- _Do this_:
Count the lines in the records below that contain the word "Switch", and give only that number.

(Collected data entries)
☆ ☆ ☆

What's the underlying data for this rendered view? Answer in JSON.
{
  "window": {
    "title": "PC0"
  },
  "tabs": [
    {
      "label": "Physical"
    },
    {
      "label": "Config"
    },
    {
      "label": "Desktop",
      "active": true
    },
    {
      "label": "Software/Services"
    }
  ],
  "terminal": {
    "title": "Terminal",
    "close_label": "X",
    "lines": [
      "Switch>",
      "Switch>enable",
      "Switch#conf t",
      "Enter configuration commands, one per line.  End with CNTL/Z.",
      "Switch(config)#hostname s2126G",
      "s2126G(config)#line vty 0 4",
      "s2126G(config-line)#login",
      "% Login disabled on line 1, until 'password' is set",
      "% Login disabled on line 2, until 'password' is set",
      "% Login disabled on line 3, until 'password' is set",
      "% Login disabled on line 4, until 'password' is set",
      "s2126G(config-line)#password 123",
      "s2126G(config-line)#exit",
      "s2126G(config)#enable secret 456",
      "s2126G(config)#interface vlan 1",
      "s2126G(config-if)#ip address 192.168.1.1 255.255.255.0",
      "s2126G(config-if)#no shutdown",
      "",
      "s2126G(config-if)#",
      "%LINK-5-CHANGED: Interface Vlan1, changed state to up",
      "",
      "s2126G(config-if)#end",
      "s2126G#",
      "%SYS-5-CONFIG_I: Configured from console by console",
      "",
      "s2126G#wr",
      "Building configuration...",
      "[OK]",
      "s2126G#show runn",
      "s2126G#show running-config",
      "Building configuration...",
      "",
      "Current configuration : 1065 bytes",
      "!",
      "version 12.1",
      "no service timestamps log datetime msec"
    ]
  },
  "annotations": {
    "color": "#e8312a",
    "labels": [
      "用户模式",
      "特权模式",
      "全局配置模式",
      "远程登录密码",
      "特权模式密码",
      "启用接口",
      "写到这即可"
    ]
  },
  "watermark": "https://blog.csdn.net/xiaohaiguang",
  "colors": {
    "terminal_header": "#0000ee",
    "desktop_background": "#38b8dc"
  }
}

☆ ☆ ☆

- _Finished exercise_:
4